# START OF GIVEN DATA

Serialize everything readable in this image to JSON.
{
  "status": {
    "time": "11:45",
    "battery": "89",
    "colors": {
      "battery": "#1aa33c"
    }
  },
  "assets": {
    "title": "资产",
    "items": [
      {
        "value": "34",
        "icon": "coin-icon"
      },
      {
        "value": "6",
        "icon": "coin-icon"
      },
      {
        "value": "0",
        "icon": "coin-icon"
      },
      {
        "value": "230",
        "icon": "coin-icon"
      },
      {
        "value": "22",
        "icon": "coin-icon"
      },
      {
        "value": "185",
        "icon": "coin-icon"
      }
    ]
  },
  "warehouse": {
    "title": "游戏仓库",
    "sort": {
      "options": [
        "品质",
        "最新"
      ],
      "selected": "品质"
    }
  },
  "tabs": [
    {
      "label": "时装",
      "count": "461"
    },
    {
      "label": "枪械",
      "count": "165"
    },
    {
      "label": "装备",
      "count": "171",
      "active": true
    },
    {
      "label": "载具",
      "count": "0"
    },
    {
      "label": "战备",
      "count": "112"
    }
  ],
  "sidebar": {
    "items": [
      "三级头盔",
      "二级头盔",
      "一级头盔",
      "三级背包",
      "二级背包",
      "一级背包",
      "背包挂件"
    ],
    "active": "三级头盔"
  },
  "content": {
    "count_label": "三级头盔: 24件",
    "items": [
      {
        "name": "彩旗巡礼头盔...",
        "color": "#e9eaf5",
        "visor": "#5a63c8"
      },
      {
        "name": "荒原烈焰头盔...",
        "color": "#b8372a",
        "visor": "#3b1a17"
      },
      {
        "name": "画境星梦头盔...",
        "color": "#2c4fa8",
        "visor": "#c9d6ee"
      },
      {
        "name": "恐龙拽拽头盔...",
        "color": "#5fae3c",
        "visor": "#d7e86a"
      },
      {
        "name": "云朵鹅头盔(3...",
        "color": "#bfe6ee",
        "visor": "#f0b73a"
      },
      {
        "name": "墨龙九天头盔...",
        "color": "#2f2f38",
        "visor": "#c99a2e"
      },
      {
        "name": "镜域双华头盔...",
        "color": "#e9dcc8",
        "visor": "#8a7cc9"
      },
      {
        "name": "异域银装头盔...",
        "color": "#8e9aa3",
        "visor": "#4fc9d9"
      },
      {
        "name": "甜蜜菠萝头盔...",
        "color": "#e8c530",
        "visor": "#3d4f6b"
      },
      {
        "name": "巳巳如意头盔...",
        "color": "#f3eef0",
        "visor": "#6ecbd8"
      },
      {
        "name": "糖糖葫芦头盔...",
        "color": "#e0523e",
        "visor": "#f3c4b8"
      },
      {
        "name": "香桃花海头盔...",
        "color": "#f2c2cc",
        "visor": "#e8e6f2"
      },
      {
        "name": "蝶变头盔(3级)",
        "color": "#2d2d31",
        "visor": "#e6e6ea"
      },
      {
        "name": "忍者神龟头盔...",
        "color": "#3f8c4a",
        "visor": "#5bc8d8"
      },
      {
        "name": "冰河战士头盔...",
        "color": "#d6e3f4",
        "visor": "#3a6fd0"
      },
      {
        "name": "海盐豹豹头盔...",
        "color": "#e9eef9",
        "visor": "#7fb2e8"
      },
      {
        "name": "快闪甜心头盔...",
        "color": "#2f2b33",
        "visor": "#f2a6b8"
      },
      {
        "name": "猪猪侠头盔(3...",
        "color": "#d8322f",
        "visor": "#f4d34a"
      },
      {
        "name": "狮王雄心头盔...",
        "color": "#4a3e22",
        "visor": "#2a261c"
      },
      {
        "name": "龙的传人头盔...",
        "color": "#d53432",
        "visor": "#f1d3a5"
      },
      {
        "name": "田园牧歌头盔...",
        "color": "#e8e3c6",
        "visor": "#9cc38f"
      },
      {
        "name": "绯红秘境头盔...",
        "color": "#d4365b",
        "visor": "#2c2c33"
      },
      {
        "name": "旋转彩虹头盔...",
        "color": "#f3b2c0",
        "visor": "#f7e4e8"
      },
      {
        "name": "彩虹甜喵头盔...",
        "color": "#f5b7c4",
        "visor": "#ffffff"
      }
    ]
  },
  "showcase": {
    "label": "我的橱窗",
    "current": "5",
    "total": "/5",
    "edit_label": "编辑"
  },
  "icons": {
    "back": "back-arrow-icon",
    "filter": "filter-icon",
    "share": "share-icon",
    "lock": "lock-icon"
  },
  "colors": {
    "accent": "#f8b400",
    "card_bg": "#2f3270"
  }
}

# END OF GIVEN DATA

*WORK INSTRUCTIONS*
Pick out the lines that contain "value" and copy them.

*RESULT*
        "value": "34",
        "value": "6",
        "value": "0",
        "value": "230",
        "value": "22",
        "value": "185",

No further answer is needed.